Given exercise
Retype the material that follows, keeping every word as it is.

Collected data entries:
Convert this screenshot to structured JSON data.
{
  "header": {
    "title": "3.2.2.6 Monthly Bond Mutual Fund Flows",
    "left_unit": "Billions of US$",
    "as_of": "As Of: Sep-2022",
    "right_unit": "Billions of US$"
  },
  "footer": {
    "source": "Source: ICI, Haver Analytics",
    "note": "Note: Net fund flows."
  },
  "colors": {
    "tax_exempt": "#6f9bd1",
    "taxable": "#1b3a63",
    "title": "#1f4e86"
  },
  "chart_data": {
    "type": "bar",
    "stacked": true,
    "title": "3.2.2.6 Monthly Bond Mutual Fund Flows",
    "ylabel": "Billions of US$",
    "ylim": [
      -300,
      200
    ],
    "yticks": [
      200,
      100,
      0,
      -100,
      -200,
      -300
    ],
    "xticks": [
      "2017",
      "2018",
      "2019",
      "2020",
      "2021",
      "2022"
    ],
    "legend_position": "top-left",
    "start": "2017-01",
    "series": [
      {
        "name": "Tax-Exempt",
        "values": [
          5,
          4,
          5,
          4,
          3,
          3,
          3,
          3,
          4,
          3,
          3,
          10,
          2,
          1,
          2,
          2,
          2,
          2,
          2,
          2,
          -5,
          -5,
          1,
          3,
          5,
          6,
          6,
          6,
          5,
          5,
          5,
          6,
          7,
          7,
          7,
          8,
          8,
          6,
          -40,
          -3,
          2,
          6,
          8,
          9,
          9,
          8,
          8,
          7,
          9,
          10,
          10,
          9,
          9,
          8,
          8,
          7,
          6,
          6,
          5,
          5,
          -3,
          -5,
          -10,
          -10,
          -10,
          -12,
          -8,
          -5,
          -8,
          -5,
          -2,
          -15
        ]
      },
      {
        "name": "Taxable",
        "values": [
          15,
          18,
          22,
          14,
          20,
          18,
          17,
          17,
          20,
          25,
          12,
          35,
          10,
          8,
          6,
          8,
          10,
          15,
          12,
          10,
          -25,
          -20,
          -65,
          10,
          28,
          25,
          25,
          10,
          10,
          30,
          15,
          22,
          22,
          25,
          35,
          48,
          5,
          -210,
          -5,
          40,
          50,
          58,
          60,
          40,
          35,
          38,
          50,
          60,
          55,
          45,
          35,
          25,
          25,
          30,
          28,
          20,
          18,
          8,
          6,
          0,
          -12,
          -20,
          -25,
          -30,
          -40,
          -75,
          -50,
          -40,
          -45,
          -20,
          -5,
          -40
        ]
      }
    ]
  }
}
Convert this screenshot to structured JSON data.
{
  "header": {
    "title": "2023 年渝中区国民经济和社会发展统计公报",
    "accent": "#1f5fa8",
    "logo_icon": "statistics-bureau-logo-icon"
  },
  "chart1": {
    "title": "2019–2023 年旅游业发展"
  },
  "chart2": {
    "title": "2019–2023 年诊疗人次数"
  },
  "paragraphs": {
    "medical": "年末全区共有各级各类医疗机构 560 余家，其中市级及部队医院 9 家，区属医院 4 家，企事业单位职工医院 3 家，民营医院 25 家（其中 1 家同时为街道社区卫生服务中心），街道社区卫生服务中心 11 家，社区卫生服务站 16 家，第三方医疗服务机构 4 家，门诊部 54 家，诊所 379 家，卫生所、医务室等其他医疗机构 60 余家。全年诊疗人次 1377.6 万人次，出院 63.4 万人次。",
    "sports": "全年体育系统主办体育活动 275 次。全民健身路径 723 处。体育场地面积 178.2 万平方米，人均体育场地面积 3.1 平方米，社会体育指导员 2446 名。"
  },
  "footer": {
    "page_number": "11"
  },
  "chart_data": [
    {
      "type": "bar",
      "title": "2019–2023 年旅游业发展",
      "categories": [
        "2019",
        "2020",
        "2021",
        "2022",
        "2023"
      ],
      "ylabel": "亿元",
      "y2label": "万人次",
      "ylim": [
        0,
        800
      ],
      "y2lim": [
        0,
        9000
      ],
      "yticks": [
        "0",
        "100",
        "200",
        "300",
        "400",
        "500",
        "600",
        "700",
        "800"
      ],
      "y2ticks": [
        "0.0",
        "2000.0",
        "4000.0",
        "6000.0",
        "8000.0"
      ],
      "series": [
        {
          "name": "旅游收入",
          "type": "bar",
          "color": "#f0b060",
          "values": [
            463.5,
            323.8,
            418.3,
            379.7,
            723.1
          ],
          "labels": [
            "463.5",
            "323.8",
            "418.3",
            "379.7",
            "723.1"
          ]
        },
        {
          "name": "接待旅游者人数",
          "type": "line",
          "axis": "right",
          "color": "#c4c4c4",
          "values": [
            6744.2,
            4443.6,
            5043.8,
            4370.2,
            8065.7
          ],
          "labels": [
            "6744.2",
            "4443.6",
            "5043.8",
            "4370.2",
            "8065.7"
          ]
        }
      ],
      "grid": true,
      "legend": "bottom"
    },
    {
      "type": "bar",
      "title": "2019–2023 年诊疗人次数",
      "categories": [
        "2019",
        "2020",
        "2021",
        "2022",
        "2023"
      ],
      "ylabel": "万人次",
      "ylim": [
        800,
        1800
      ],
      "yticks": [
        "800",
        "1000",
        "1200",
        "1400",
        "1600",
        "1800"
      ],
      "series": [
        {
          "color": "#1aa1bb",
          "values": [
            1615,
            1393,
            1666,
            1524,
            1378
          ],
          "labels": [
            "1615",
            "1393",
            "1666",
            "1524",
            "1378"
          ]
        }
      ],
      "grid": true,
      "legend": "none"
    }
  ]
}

Final result
Convert this screenshot to structured JSON data.
{
  "header": {
    "title": "3.2.2.6 Monthly Bond Mutual Fund Flows",
    "left_unit": "Billions of US$",
    "as_of": "As Of: Sep-2022",
    "right_unit": "Billions of US$"
  },
  "footer": {
    "source": "Source: ICI, Haver Analytics",
    "note": "Note: Net fund flows."
  },
  "colors": {
    "tax_exempt": "#6f9bd1",
    "taxable": "#1b3a63",
    "title": "#1f4e86"
  },
  "chart_data": {
    "type": "bar",
    "stacked": true,
    "title": "3.2.2.6 Monthly Bond Mutual Fund Flows",
    "ylabel": "Billions of US$",
    "ylim": [
      -300,
      200
    ],
    "yticks": [
      200,
      100,
      0,
      -100,
      -200,
      -300
    ],
    "xticks": [
      "2017",
      "2018",
      "2019",
      "2020",
      "2021",
      "2022"
    ],
    "legend_position": "top-left",
    "start": "2017-01",
    "series": [
      {
        "name": "Tax-Exempt",
        "values": [
          5,
          4,
          5,
          4,
          3,
          3,
          3,
          3,
          4,
          3,
          3,
          10,
          2,
          1,
          2,
          2,
          2,
          2,
          2,
          2,
          -5,
          -5,
          1,
          3,
          5,
          6,
          6,
          6,
          5,
          5,
          5,
          6,
          7,
          7,
          7,
          8,
          8,
          6,
          -40,
          -3,
          2,
          6,
          8,
          9,
          9,
          8,
          8,
          7,
          9,
          10,
          10,
          9,
          9,
          8,
          8,
          7,
          6,
          6,
          5,
          5,
          -3,
          -5,
          -10,
          -10,
          -10,
          -12,
          -8,
          -5,
          -8,
          -5,
          -2,
          -15
        ]
      },
      {
        "name": "Taxable",
        "values": [
          15,
          18,
          22,
          14,
          20,
          18,
          17,
          17,
          20,
          25,
          12,
          35,
          10,
          8,
          6,
          8,
          10,
          15,
          12,
          10,
          -25,
          -20,
          -65,
          10,
          28,
          25,
          25,
          10,
          10,
          30,
          15,
          22,
          22,
          25,
          35,
          48,
          5,
          -210,
          -5,
          40,
          50,
          58,
          60,
          40,
          35,
          38,
          50,
          60,
          55,
          45,
          35,
          25,
          25,
          30,
          28,
          20,
          18,
          8,
          6,
          0,
          -12,
          -20,
          -25,
          -30,
          -40,
          -75,
          -50,
          -40,
          -45,
          -20,
          -5,
          -40
        ]
      }
    ]
  }
}
Convert this screenshot to structured JSON data.
{
  "header": {
    "title": "2023 年渝中区国民经济和社会发展统计公报",
    "accent": "#1f5fa8",
    "logo_icon": "statistics-bureau-logo-icon"
  },
  "chart1": {
    "title": "2019–2023 年旅游业发展"
  },
  "chart2": {
    "title": "2019–2023 年诊疗人次数"
  },
  "paragraphs": {
    "medical": "年末全区共有各级各类医疗机构 560 余家，其中市级及部队医院 9 家，区属医院 4 家，企事业单位职工医院 3 家，民营医院 25 家（其中 1 家同时为街道社区卫生服务中心），街道社区卫生服务中心 11 家，社区卫生服务站 16 家，第三方医疗服务机构 4 家，门诊部 54 家，诊所 379 家，卫生所、医务室等其他医疗机构 60 余家。全年诊疗人次 1377.6 万人次，出院 63.4 万人次。",
    "sports": "全年体育系统主办体育活动 275 次。全民健身路径 723 处。体育场地面积 178.2 万平方米，人均体育场地面积 3.1 平方米，社会体育指导员 2446 名。"
  },
  "footer": {
    "page_number": "11"
  },
  "chart_data": [
    {
      "type": "bar",
      "title": "2019–2023 年旅游业发展",
      "categories": [
        "2019",
        "2020",
        "2021",
        "2022",
        "2023"
      ],
      "ylabel": "亿元",
      "y2label": "万人次",
      "ylim": [
        0,
        800
      ],
      "y2lim": [
        0,
        9000
      ],
      "yticks": [
        "0",
        "100",
        "200",
        "300",
        "400",
        "500",
        "600",
        "700",
        "800"
      ],
      "y2ticks": [
        "0.0",
        "2000.0",
        "4000.0",
        "6000.0",
        "8000.0"
      ],
      "series": [
        {
          "name": "旅游收入",
          "type": "bar",
          "color": "#f0b060",
          "values": [
            463.5,
            323.8,
            418.3,
            379.7,
            723.1
          ],
          "labels": [
            "463.5",
            "323.8",
            "418.3",
            "379.7",
            "723.1"
          ]
        },
        {
          "name": "接待旅游者人数",
          "type": "line",
          "axis": "right",
          "color": "#c4c4c4",
          "values": [
            6744.2,
            4443.6,
            5043.8,
            4370.2,
            8065.7
          ],
          "labels": [
            "6744.2",
            "4443.6",
            "5043.8",
            "4370.2",
            "8065.7"
          ]
        }
      ],
      "grid": true,
      "legend": "bottom"
    },
    {
      "type": "bar",
      "title": "2019–2023 年诊疗人次数",
      "categories": [
        "2019",
        "2020",
        "2021",
        "2022",
        "2023"
      ],
      "ylabel": "万人次",
      "ylim": [
        800,
        1800
      ],
      "yticks": [
        "800",
        "1000",
        "1200",
        "1400",
        "1600",
        "1800"
      ],
      "series": [
        {
          "color": "#1aa1bb",
          "values": [
            1615,
            1393,
            1666,
            1524,
            1378
          ],
          "labels": [
            "1615",
            "1393",
            "1666",
            "1524",
            "1378"
          ]
        }
      ],
      "grid": true,
      "legend": "none"
    }
  ]
}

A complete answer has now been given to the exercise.